*Given records*.
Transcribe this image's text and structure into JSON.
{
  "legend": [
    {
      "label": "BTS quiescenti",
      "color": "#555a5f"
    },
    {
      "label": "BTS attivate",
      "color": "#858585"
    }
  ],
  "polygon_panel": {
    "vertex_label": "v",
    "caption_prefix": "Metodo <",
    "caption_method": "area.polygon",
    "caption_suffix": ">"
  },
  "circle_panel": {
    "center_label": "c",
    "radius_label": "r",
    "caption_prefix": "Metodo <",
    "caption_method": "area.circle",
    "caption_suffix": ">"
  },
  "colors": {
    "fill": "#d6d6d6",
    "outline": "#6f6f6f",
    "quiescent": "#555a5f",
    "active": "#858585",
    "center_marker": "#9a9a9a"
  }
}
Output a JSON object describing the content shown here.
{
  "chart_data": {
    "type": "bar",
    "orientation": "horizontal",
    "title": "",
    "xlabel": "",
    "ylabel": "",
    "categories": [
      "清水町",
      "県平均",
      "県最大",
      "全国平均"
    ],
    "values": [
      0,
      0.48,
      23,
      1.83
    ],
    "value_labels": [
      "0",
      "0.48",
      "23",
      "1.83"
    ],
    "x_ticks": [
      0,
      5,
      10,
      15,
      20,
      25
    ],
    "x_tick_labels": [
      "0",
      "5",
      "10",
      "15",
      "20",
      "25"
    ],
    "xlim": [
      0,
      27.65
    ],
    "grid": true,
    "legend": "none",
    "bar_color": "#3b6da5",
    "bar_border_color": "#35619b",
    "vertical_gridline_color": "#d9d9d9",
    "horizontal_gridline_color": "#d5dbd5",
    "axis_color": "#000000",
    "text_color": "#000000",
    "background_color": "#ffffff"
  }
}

*Requirement*.
All of the data must be returned exactly.

*Response to the exercise*.
Transcribe this image's text and structure into JSON.
{
  "legend": [
    {
      "label": "BTS quiescenti",
      "color": "#555a5f"
    },
    {
      "label": "BTS attivate",
      "color": "#858585"
    }
  ],
  "polygon_panel": {
    "vertex_label": "v",
    "caption_prefix": "Metodo <",
    "caption_method": "area.polygon",
    "caption_suffix": ">"
  },
  "circle_panel": {
    "center_label": "c",
    "radius_label": "r",
    "caption_prefix": "Metodo <",
    "caption_method": "area.circle",
    "caption_suffix": ">"
  },
  "colors": {
    "fill": "#d6d6d6",
    "outline": "#6f6f6f",
    "quiescent": "#555a5f",
    "active": "#858585",
    "center_marker": "#9a9a9a"
  }
}
Output a JSON object describing the content shown here.
{
  "chart_data": {
    "type": "bar",
    "orientation": "horizontal",
    "title": "",
    "xlabel": "",
    "ylabel": "",
    "categories": [
      "清水町",
      "県平均",
      "県最大",
      "全国平均"
    ],
    "values": [
      0,
      0.48,
      23,
      1.83
    ],
    "value_labels": [
      "0",
      "0.48",
      "23",
      "1.83"
    ],
    "x_ticks": [
      0,
      5,
      10,
      15,
      20,
      25
    ],
    "x_tick_labels": [
      "0",
      "5",
      "10",
      "15",
      "20",
      "25"
    ],
    "xlim": [
      0,
      27.65
    ],
    "grid": true,
    "legend": "none",
    "bar_color": "#3b6da5",
    "bar_border_color": "#35619b",
    "vertical_gridline_color": "#d9d9d9",
    "horizontal_gridline_color": "#d5dbd5",
    "axis_color": "#000000",
    "text_color": "#000000",
    "background_color": "#ffffff"
  }
}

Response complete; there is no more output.